• YOUR GOAL: Indicate only the number of lines in the listing below in which the word "this" appears.

Data entries:
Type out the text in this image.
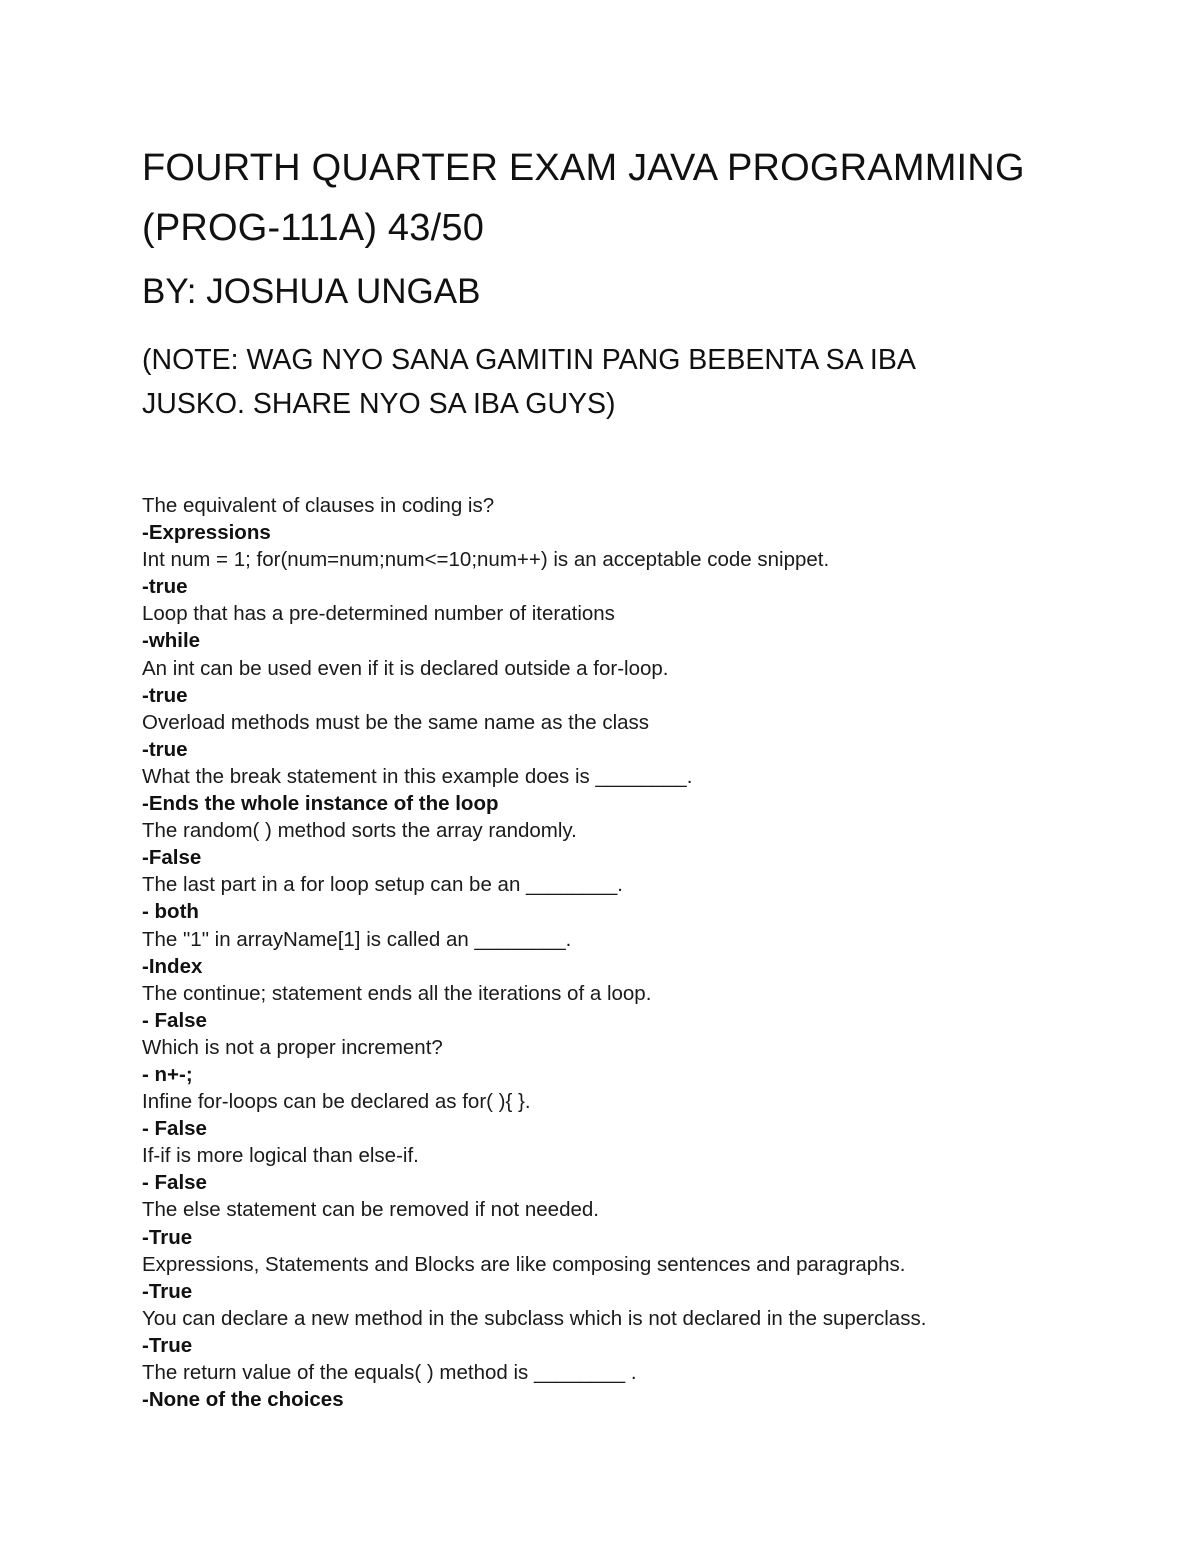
FOURTH QUARTER EXAM JAVA PROGRAMMING
(PROG-111A) 43/50
BY: JOSHUA UNGAB

(NOTE: WAG NYO SANA GAMITIN PANG BEBENTA SA IBA
JUSKO. SHARE NYO SA IBA GUYS)

The equivalent of clauses in coding is?
-Expressions
Int num = 1; for(num=num;num<=10;num++) is an acceptable code snippet.
-true
Loop that has a pre-determined number of iterations
-while
An int can be used even if it is declared outside a for-loop.
-true
Overload methods must be the same name as the class
-true
What the break statement in this example does is ________.
-Ends the whole instance of the loop
The random( ) method sorts the array randomly.
-False
The last part in a for loop setup can be an ________.
- both
The "1" in arrayName[1] is called an ________.
-Index
The continue; statement ends all the iterations of a loop.
- False
Which is not a proper increment?
- n+-;
Infine for-loops can be declared as for( ){ }.
- False
If-if is more logical than else-if.
- False
The else statement can be removed if not needed.
-True
Expressions, Statements and Blocks are like composing sentences and paragraphs.
-True
You can declare a new method in the subclass which is not declared in the superclass.
-True
The return value of the equals( ) method is ________ .
-None of the choices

• ANSWER IN FULL: 2